#### [SUPPLIED MATERIAL]

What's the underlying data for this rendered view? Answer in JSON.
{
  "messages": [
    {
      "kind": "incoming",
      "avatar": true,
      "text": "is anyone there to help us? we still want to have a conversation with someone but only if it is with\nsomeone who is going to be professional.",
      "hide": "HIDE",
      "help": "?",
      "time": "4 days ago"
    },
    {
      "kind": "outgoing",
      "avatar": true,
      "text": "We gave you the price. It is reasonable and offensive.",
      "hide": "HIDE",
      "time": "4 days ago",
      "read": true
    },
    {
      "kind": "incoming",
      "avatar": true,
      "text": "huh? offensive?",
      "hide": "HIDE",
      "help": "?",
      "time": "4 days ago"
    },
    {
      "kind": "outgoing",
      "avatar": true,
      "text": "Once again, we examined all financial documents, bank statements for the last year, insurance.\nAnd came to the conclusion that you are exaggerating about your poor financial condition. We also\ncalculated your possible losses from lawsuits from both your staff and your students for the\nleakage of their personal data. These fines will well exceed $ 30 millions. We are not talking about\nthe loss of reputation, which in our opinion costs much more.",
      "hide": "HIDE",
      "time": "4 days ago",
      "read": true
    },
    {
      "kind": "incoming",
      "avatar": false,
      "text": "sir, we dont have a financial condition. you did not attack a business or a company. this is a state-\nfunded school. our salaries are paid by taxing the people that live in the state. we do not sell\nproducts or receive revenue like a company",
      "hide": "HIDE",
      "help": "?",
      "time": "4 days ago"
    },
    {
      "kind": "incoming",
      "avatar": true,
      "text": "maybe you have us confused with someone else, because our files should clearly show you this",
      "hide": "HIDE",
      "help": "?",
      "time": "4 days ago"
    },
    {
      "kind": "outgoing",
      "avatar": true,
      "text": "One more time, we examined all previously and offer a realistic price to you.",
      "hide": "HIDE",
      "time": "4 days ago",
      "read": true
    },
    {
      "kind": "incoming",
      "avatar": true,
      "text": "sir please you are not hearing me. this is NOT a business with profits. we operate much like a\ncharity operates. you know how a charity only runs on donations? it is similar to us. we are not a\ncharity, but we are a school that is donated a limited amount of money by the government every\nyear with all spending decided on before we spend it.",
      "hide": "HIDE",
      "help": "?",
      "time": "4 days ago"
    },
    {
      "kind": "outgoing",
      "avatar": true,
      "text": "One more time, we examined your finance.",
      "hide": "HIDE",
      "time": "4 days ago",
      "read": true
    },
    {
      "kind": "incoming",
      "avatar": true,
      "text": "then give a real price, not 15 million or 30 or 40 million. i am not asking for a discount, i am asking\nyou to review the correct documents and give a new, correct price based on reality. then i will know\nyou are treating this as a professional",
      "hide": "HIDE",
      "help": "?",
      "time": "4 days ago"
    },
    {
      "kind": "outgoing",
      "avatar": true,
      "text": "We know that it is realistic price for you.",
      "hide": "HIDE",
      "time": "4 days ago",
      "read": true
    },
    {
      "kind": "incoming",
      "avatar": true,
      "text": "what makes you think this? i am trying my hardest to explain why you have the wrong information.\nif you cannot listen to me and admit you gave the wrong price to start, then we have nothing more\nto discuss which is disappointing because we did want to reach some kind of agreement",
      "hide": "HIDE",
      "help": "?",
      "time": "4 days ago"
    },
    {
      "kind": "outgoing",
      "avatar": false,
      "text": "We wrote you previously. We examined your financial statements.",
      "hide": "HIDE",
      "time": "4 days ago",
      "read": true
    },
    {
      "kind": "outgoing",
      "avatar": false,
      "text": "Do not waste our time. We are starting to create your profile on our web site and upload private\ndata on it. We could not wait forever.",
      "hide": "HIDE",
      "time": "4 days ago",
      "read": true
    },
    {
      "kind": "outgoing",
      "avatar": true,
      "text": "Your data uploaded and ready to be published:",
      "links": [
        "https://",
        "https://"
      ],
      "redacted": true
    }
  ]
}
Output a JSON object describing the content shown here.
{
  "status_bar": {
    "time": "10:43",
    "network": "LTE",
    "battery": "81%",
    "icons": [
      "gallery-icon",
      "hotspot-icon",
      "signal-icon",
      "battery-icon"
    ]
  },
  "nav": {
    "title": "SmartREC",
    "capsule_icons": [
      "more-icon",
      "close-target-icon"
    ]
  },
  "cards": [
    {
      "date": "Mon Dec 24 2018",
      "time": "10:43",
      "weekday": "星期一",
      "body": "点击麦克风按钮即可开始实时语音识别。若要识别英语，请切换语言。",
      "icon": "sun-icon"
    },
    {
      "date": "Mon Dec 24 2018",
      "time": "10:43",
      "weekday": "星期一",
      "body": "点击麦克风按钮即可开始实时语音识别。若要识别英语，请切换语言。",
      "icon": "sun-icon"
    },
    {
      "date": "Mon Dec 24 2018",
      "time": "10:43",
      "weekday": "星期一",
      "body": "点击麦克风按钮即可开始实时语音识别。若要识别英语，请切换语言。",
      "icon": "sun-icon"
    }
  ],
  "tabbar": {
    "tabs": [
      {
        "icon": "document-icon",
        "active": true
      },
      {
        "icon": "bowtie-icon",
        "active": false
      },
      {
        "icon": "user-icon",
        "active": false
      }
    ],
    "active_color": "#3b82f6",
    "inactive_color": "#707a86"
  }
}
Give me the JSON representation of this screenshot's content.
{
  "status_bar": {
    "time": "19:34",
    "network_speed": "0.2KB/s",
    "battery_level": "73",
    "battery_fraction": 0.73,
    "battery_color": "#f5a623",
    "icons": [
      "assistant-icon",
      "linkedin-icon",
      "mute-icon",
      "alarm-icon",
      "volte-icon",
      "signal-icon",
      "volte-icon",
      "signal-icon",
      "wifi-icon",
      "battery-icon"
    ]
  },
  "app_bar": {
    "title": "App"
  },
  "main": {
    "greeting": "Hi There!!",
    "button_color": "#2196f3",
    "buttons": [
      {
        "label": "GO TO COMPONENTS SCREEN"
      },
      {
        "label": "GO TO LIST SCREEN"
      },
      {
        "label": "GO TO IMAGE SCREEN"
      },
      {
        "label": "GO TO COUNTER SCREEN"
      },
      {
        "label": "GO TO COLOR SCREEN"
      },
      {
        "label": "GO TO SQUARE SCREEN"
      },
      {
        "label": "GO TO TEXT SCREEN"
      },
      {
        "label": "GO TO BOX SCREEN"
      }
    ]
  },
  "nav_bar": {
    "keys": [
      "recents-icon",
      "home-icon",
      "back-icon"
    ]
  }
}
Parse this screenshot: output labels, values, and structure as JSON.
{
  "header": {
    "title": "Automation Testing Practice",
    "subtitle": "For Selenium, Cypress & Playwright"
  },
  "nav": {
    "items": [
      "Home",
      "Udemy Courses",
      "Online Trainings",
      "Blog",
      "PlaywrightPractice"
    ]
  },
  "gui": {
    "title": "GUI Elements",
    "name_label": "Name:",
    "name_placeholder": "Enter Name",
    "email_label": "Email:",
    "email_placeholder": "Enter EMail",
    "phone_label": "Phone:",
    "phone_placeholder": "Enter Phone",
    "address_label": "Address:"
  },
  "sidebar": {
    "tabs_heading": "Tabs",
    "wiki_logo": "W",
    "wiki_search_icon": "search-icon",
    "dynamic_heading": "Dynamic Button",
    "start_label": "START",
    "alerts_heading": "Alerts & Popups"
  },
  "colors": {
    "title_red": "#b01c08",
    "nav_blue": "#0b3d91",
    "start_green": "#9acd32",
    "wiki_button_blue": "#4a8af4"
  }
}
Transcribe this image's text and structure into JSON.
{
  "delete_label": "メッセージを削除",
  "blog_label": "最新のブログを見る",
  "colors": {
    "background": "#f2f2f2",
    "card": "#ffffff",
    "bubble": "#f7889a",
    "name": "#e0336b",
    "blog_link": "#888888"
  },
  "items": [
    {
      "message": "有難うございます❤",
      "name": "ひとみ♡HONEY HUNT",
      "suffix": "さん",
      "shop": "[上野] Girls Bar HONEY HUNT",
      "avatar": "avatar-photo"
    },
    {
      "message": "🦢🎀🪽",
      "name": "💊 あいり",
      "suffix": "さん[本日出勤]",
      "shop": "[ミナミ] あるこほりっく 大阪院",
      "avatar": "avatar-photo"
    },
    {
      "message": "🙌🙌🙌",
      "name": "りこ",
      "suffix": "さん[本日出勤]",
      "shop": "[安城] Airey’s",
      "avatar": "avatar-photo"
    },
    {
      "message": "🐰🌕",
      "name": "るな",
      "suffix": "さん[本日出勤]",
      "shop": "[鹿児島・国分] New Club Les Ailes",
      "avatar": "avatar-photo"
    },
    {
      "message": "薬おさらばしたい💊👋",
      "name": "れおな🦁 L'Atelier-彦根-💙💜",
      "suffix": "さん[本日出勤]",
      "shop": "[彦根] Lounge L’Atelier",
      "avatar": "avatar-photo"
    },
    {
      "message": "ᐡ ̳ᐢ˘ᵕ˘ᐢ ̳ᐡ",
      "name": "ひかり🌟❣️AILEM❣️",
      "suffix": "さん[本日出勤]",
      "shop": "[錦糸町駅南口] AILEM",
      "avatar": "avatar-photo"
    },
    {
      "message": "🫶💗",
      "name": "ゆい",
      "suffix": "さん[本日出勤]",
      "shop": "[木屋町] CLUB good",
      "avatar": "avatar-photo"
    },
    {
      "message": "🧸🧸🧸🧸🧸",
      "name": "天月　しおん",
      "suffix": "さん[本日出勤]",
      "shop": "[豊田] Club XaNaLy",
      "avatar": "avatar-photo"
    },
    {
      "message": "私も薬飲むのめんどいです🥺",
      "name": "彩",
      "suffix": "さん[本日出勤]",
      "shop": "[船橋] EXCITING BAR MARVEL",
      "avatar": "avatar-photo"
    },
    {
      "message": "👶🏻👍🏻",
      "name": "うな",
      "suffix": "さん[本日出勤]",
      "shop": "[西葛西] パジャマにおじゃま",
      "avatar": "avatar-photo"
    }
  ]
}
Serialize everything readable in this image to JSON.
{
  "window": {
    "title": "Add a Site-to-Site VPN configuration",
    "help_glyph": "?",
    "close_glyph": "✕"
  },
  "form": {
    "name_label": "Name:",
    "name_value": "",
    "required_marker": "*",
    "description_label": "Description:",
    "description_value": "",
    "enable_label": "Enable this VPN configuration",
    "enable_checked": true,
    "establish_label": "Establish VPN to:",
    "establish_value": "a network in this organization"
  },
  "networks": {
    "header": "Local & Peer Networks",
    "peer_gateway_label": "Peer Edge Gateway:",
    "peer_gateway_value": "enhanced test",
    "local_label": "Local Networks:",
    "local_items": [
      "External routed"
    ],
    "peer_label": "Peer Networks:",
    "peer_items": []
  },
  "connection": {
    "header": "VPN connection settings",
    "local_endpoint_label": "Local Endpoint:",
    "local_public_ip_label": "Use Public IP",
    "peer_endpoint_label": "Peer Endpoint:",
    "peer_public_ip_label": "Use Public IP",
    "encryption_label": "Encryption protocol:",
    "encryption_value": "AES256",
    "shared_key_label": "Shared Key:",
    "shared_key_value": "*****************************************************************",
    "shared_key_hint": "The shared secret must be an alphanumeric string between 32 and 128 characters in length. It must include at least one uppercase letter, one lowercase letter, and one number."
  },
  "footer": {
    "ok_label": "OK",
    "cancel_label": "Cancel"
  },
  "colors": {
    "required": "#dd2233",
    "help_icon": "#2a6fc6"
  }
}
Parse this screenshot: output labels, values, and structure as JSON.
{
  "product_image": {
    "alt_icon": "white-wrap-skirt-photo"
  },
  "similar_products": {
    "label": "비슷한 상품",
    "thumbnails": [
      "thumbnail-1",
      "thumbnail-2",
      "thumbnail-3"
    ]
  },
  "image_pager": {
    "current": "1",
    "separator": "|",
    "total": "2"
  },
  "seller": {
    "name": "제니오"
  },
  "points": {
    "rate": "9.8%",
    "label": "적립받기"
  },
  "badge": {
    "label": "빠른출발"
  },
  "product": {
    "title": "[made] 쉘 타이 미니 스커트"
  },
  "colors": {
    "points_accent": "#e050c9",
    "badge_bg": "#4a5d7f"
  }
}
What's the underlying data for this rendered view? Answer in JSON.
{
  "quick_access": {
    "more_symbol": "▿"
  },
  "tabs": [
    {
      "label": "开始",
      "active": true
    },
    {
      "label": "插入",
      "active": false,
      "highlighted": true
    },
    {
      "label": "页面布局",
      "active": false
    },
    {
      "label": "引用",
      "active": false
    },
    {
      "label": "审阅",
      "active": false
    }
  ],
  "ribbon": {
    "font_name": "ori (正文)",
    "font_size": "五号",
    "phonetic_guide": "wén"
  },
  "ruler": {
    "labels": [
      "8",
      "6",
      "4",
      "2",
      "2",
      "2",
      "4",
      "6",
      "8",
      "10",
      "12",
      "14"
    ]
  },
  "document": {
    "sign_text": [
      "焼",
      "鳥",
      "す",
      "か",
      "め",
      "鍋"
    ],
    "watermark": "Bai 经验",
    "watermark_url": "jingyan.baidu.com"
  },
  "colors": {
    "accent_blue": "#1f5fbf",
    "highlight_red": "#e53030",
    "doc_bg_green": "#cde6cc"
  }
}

#### [DESCRIPTION OF THE TASK]
Each line that holds the string "with" counts once; give the total and nothing else.

#### [PROBLEM SOLUTION]
3